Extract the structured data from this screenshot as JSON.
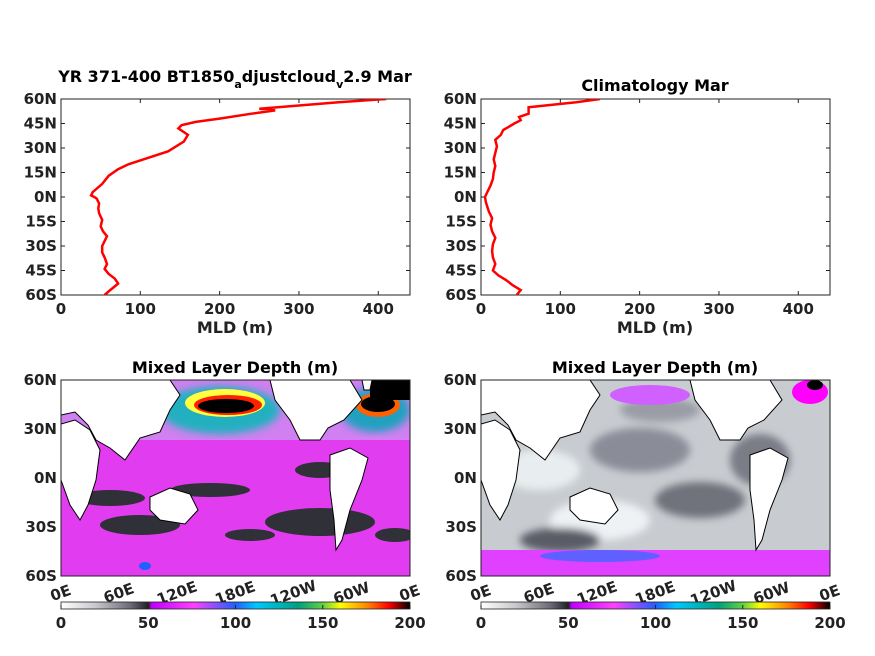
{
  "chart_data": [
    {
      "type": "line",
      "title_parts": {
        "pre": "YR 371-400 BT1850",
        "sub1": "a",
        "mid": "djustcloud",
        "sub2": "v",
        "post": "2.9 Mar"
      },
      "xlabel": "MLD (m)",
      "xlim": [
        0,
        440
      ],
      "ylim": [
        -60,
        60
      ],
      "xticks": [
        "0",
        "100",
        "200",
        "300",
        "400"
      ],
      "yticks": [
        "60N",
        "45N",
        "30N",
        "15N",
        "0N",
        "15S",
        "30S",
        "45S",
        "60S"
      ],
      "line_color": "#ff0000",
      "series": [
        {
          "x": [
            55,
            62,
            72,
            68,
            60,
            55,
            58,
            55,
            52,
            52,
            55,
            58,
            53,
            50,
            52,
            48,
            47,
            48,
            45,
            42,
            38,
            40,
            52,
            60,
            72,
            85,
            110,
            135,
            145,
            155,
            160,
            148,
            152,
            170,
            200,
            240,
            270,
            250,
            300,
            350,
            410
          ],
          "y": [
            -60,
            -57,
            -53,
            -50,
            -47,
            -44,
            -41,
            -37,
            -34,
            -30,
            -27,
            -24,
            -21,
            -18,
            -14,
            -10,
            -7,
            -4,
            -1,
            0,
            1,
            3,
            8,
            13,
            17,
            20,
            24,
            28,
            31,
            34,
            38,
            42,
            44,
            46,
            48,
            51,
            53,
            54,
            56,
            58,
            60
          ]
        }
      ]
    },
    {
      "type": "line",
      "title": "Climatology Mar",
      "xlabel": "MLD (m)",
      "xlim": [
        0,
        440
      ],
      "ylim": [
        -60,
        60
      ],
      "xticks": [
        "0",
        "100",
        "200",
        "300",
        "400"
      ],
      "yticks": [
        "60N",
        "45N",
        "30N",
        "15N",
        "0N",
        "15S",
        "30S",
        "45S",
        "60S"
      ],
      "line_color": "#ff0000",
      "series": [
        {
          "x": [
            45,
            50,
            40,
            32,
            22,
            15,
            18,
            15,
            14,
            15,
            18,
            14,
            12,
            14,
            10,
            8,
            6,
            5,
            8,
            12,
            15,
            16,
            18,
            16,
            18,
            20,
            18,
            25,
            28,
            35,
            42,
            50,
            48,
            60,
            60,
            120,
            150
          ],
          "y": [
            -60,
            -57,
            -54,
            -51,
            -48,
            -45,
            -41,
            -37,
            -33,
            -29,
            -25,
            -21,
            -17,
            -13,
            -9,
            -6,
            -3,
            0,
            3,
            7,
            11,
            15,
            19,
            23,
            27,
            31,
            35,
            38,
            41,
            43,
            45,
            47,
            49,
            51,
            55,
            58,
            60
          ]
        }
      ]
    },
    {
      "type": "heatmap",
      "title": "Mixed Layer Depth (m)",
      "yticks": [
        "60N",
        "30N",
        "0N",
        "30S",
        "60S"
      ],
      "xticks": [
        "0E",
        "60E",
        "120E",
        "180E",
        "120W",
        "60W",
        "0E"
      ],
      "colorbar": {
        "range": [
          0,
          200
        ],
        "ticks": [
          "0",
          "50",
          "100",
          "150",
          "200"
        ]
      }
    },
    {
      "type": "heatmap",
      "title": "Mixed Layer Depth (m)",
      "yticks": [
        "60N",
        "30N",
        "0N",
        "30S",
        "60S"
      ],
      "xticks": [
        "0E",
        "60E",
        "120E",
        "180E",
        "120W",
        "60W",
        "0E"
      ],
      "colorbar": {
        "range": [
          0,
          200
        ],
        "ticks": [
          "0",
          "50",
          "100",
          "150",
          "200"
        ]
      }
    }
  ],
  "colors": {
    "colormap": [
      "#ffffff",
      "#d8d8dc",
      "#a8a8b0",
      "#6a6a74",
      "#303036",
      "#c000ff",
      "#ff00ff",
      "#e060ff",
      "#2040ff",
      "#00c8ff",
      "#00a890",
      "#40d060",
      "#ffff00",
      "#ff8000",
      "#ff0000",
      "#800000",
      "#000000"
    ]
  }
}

───

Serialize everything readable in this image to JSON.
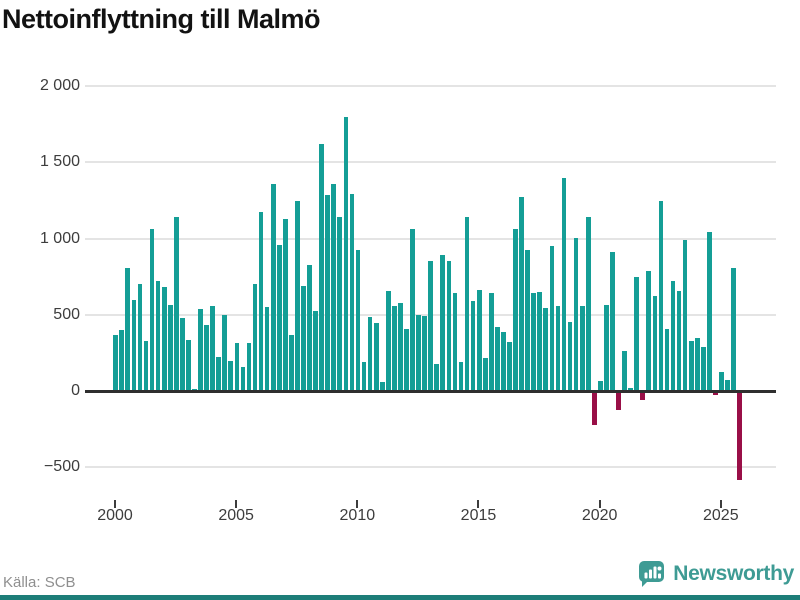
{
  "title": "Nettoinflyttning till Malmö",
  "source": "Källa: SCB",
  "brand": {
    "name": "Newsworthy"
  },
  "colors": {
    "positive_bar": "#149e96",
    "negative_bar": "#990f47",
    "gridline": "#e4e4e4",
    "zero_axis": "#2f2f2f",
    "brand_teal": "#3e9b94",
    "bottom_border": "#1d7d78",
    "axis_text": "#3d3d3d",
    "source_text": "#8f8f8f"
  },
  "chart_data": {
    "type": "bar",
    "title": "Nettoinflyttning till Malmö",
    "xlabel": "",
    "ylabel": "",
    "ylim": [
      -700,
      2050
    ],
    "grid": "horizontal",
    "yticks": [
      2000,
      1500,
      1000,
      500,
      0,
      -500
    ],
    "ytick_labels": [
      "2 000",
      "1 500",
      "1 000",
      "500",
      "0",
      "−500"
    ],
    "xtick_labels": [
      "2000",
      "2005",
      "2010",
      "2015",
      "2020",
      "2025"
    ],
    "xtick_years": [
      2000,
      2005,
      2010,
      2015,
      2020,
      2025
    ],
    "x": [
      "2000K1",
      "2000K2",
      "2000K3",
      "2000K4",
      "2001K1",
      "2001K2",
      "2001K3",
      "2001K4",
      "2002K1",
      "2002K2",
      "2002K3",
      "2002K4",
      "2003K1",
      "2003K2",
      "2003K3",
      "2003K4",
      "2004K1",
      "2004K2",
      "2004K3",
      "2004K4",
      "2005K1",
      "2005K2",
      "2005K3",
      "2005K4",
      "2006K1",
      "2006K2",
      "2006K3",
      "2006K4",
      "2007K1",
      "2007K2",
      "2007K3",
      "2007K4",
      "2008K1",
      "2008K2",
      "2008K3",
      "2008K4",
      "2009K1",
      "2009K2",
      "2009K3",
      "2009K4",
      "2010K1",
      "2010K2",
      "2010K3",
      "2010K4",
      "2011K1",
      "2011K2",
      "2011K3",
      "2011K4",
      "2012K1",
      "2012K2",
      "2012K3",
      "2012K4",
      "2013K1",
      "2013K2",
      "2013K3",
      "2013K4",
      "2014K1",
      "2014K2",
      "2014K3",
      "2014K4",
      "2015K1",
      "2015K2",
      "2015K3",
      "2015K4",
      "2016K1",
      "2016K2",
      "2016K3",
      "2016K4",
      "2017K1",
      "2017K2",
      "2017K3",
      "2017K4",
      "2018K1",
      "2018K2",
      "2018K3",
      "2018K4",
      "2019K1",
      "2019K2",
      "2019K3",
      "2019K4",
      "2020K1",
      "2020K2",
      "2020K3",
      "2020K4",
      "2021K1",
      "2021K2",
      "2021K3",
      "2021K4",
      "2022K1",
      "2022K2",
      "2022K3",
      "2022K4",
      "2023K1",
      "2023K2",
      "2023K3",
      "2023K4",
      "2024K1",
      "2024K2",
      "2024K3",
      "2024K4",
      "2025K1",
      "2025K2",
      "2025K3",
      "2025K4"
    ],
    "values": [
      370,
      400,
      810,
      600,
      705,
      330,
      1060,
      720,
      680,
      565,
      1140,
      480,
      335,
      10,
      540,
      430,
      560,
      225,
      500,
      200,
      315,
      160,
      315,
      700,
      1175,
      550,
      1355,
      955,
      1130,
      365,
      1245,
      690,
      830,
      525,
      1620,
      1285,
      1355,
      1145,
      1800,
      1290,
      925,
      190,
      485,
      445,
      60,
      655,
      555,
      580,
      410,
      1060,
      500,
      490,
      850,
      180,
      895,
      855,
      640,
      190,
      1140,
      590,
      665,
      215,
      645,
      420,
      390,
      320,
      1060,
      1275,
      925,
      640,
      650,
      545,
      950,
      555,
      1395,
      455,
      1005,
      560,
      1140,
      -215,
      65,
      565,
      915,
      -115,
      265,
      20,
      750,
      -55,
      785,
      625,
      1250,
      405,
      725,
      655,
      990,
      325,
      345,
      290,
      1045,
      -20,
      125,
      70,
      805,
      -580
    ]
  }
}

───

[What is needed] From the data above, copy each line where the string "this" appears.

[Answer for the task]
Extract the structured data from this screenshot as JSON.
Serialize everything readable in this image to JSON.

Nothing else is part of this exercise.